ISBN  978-2-917751-55-8 Catégorie 

Description

Seul / double est construit par échanges succes­sifs de poèmes par cour­riels sur onze mois, chaque auteur répon­dant à l’autre sans contrainte de temps ni de forme. Dans cette corres­pon­dance le jeu est moins de questions/​réponses que d’association d’idées, chacun pour­sui­vant le propos de l’autre dans la singu­la­rité de son style. Ainsi deux voix très diffé­rentes s’allient et composent ensemble un texte d’une réelle unité tout en inter­ro­geant l’altérité dans son fond comme dans sa forme. Partis tous deux du « je », ils évoluent au fil de ce tres­sage de voix. L’une s’efface derrière le « on » de la percep­tion commune, l’autre se laisse comme infil­trer par une autre voix entre guille­mets. Plus l’un travaille la brisure épurée du vers, plus l’autre donne de l’amplitude à la phrase.
De cette arti­cu­la­tion entre deux voix naît une ligne de présence au monde, empreinte de désen­chan­te­ment (mais comme le souve­nir d’un enchan­te­ment), d’un être-​là, sur le seuil : « tant qu’il y a de la place dans le regard » (AB), « je compose des visages face au miroir » (FH) ; « nous avons ramassé les jours tombés sur le pas de la porte » (FH), « les dispa­ri­tions n’effacent rien » (AB). « Comment défaire cette proxi­mité immé­diate / d’un jour avec un autre jour / comment ouvrir » (FH) ; « la vie se glisse comme la pous­sière / dans les inter­stices de nos heures empi­lées / et quelle cendre / si l’on souffle dessus » (AB).

Notes de lecture

« Deux auteurs pour un livre au titre énig­ma­tique, extrait d’un poème du recueil : “s’écrire / seul double / un langage sur l’autre” (p. 65). On est déjà dans l’ambiguïté : faut-​il entendre dans “s’écrire” un écrire-​soi et le dédou­ble­ment qui s’ensuit, ou bien “s’écrire” l’un à l’autre, dans un échange de lettres ?

Données fournies:
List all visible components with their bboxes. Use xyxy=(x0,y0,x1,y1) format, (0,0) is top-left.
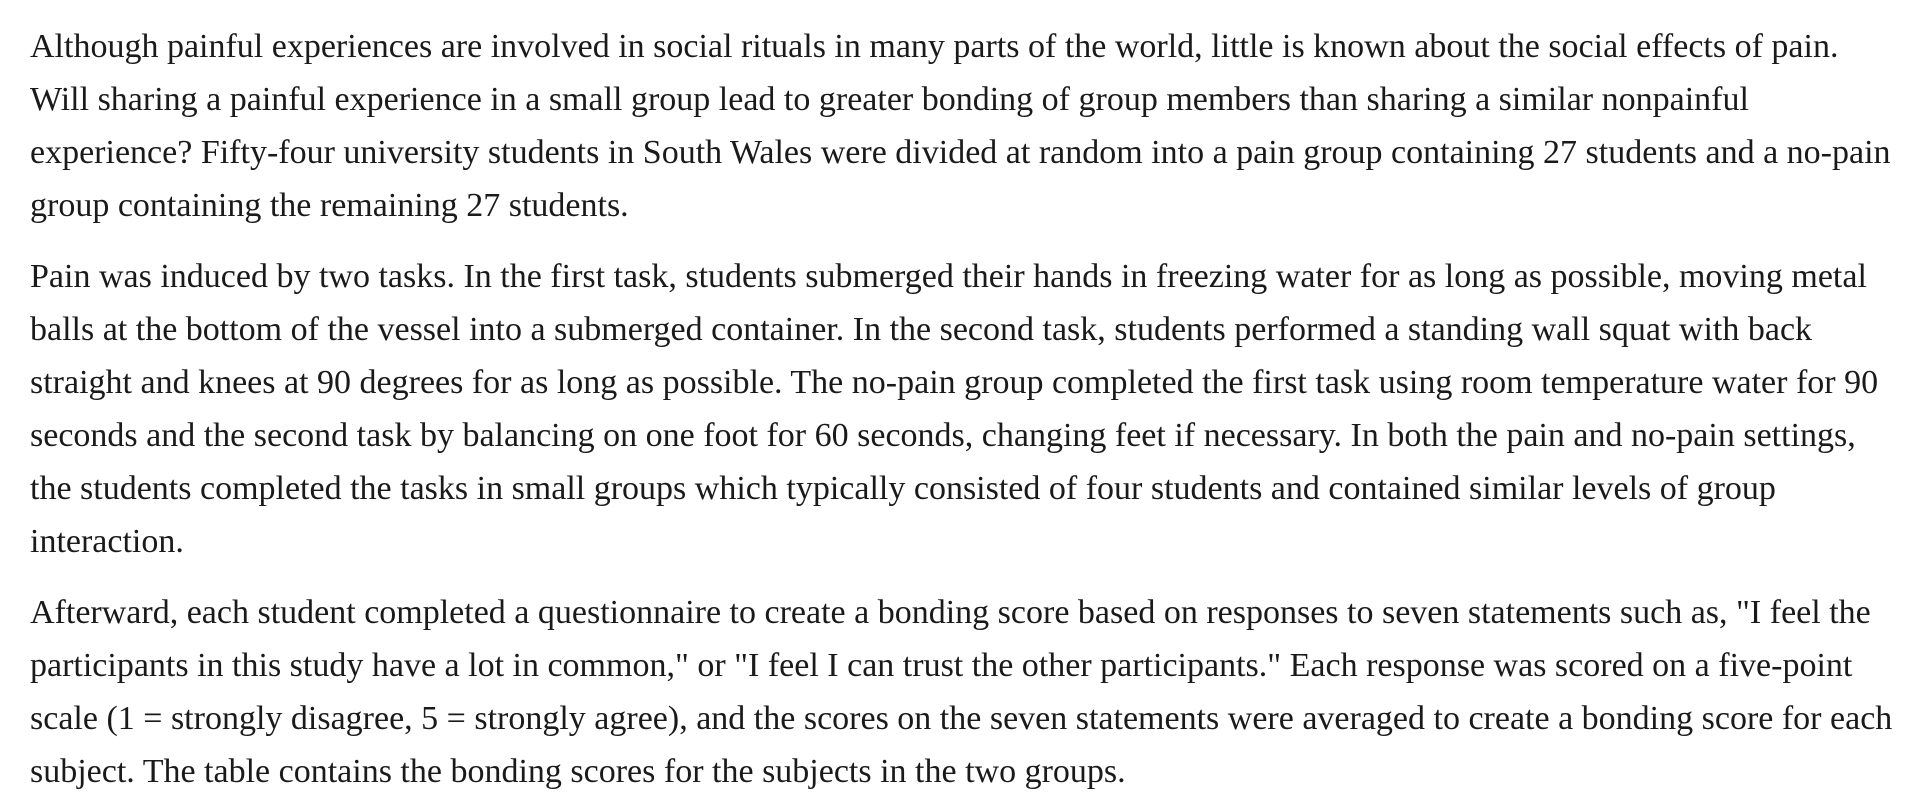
paragraph-intro: Although painful experiences are involved in social rituals in many parts of the world, little is known about the social effects of pain. Will sharing a painful experience in a small group lead to greater bonding of group members than sharing a similar nonpainful experience? Fifty-four university students in South Wales were divided at random into a pain group containing 27 students and a no-pain group containing the remaining 27 students. xyxy=(30,28,1891,224)
paragraph-scoring: Afterward, each student completed a questionnaire to create a bonding score based on responses to seven statements such as, "I feel the participants in this study have a lot in common," or "I feel I can trust the other participants." Each response was scored on a five-point scale (1 = strongly disagree, 5 = strongly agree), and the scores on the seven statements were averaged to create a bonding score for each subject. The table contains the bonding scores for the subjects in the two groups. xyxy=(30,594,1893,790)
paragraph-procedure: Pain was induced by two tasks. In the first task, students submerged their hands in freezing water for as long as possible, moving metal balls at the bottom of the vessel into a submerged container. In the second task, students performed a standing wall squat with back straight and knees at 90 degrees for as long as possible. The no-pain group completed the first task using room temperature water for 90 seconds and the second task by balancing on one foot for 60 seconds, changing feet if necessary. In both the pain and no-pain settings, the students completed the tasks in small groups which typically consisted of four students and contained similar levels of group interaction. xyxy=(30,258,1879,560)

Tâches demandées:
a: Recopiez, dans la présentation du recueil « Seul / double », le passage qui va de « Notes de lecture » jusqu'à « échange de lettres ? ».
b: D'après la présentation du recueil « Seul / double », pendant combien de temps les deux auteurs ont-ils échangé leurs poèmes par courriel ?
c: Poursuivez la présentation du recueil « Seul / double » à partir de l'endroit où elle s'interrompt.
Les données ne servent pas pour ce travail.

Réponses par tâche:
a:
Notes de lecture

« Deux auteurs pour un livre au titre énig­ma­tique, extrait d’un poème du recueil : “s’écrire / seul double / un langage sur l’autre” (p. 65). On est déjà dans l’ambiguïté : faut-​il entendre dans “s’écrire” un écrire-​soi et le dédou­ble­ment qui s’ensuit, ou bien “s’écrire” l’un à l’autre, dans un échange de lettres ?

b: Pendant onze mois.

c:
[…] Ici, on est devant une alter­nance (est-​elle si stricte que cela ?) de deux écri­tures qui se font écho tout en restant distinctes, dans un jeu de dialogue par reprises assez nettes dans le détail : “Je m’y promène toujours en silence, cher­chant une réponse à mes propres pensées, dans l’invention d’un compa­gnon qui n’a jamais été donné à cette soli­tude” (p. 12). À quoi répond l’incipit du poème suivant, page 13, “j’habite tout l’espace de ma soli­tude”. De même pour les “heures” pages 39 et 40, ou pour “le nez contre la vitre” (p. 58 – 59). Ou encore “De si petits objets suffisent à tuer” (p. 42), et “d’autres petits objets qui tuent” (p. 43)… Pour le lecteur, la ques­tion n’est donc pas l’entrecroisement, le tissage des poèmes ; par contre, qui est au bout du fil ?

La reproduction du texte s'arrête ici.